**Description of the task:**
State how many lines hold the string "supports". Give the number and nothing else.

(Saved entries)
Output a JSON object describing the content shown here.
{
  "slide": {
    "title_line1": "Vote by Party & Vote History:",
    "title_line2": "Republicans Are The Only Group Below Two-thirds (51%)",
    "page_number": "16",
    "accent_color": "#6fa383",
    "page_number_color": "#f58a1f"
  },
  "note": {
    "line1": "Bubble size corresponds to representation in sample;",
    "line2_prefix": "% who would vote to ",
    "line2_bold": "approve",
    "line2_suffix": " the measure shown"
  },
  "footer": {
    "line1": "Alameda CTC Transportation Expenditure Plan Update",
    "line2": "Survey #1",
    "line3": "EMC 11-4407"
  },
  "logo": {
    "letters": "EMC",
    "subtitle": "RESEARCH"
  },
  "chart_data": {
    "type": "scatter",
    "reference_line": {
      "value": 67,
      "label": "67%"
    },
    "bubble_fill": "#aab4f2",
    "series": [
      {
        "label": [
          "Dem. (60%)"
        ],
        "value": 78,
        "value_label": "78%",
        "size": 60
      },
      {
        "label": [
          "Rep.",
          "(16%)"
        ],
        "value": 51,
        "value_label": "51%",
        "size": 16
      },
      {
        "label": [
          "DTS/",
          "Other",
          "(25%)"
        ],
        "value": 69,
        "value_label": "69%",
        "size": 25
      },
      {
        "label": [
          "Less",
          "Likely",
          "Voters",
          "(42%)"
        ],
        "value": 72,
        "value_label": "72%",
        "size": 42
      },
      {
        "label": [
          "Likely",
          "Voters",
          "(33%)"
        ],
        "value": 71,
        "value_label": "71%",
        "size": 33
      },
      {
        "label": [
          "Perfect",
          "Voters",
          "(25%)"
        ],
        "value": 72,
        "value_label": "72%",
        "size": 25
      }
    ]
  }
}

...

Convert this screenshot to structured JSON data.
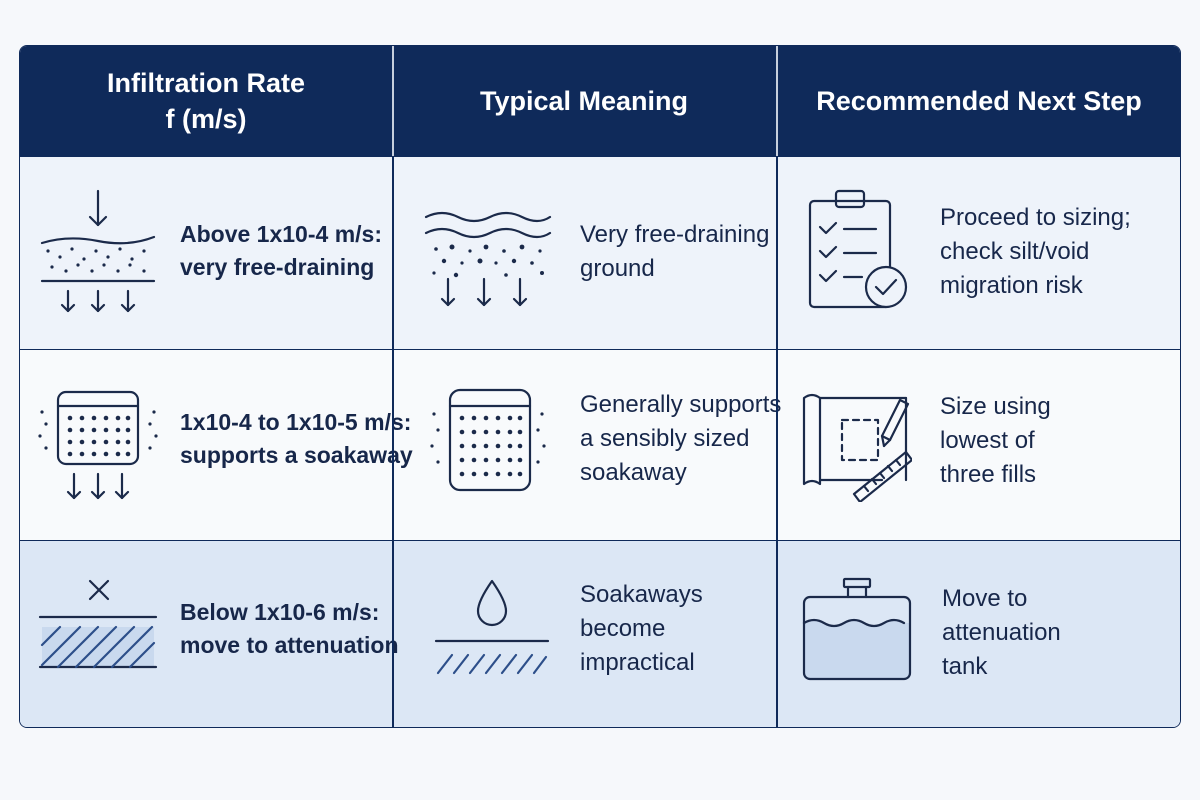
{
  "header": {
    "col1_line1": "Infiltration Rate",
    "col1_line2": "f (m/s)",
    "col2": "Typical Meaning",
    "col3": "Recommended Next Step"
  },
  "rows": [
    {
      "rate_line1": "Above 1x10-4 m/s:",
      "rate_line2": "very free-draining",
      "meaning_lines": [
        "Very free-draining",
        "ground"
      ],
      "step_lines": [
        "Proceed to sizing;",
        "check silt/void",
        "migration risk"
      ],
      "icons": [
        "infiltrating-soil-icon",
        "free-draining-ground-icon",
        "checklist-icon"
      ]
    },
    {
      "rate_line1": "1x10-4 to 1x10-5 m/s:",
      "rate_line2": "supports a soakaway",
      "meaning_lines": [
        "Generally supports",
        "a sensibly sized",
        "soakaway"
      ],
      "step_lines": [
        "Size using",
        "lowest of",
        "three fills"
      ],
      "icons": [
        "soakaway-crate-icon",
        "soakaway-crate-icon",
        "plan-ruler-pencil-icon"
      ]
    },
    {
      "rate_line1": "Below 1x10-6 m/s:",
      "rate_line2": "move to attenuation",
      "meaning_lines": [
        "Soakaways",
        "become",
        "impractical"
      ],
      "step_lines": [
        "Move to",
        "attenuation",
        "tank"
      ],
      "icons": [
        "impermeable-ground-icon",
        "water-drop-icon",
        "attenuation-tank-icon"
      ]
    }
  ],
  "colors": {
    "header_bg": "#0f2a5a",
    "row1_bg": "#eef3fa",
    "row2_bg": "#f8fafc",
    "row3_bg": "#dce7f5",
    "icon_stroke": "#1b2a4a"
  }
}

* * *

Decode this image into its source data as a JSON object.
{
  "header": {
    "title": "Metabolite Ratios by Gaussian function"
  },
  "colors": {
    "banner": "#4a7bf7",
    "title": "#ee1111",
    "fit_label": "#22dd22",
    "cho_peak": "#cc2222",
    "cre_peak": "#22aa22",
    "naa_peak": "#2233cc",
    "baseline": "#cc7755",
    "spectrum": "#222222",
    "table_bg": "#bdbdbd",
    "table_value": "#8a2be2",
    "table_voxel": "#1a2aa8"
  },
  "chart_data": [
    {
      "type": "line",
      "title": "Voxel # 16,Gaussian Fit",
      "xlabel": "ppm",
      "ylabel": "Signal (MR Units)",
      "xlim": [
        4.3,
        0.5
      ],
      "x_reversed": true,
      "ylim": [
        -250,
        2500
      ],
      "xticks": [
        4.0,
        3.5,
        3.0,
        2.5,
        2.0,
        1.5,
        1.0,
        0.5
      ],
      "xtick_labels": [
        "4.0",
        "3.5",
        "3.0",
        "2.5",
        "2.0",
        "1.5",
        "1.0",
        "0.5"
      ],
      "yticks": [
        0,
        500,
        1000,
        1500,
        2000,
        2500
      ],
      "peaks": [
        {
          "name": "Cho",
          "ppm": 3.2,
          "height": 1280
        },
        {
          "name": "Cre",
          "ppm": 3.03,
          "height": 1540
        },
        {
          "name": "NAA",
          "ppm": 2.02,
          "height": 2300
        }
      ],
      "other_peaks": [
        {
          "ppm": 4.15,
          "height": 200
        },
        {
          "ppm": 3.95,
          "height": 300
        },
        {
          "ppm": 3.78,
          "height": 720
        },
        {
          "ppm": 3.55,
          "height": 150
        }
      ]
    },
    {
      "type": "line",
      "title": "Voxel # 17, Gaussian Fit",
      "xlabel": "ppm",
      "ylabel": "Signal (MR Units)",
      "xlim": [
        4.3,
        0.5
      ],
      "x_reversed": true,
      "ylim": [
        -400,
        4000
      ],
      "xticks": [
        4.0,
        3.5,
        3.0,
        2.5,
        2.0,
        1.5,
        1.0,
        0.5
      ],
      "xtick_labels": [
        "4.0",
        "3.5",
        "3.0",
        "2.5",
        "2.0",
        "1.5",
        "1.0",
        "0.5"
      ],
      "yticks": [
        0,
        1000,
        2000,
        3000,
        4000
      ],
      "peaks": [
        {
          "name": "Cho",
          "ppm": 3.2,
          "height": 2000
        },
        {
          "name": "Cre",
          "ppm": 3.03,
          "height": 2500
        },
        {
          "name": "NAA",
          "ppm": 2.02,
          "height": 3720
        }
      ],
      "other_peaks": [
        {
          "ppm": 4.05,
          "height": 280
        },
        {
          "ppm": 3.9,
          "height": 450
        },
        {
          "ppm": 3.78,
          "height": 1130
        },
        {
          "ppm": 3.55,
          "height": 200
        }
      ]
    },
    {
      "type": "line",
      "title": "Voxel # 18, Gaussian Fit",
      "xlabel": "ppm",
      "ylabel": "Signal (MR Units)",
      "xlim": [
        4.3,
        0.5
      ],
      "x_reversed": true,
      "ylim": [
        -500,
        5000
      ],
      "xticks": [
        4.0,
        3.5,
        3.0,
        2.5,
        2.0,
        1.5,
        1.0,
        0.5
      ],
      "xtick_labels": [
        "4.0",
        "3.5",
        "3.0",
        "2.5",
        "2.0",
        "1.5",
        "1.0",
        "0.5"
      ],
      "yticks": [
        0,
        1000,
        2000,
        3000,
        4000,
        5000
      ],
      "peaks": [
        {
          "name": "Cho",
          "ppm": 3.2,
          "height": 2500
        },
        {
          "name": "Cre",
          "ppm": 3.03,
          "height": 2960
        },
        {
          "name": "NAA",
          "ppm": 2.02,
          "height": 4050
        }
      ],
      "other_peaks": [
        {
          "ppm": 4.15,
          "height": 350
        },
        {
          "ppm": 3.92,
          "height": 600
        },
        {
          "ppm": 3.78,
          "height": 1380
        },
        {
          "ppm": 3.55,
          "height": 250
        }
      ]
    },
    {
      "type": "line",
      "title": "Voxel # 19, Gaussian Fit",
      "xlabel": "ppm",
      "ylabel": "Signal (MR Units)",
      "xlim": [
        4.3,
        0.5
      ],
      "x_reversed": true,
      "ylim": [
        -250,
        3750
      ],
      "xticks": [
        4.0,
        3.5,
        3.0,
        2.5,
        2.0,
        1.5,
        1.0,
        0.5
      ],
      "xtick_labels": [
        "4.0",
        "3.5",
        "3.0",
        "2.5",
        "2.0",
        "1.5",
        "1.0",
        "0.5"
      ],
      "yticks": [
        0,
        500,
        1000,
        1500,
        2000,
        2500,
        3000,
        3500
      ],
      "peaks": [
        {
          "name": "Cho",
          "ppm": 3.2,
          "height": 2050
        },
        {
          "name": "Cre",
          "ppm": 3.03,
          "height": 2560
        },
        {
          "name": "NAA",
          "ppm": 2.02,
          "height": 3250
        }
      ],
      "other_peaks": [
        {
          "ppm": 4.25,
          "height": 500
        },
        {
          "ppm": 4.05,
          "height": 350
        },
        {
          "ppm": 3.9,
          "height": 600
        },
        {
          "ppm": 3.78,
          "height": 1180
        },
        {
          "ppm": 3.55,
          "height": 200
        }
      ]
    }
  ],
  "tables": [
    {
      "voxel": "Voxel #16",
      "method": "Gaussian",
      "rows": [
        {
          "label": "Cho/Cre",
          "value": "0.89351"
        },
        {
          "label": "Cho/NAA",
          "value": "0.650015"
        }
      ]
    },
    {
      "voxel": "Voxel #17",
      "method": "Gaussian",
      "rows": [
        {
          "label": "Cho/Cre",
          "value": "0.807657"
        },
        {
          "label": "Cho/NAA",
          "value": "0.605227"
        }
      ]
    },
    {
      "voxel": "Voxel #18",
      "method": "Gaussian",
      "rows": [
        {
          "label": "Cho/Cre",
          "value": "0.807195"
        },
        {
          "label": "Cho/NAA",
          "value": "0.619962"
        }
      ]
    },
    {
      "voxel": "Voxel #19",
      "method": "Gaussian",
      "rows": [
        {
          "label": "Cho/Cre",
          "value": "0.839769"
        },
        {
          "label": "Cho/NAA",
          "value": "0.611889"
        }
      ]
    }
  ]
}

**The solution:**
2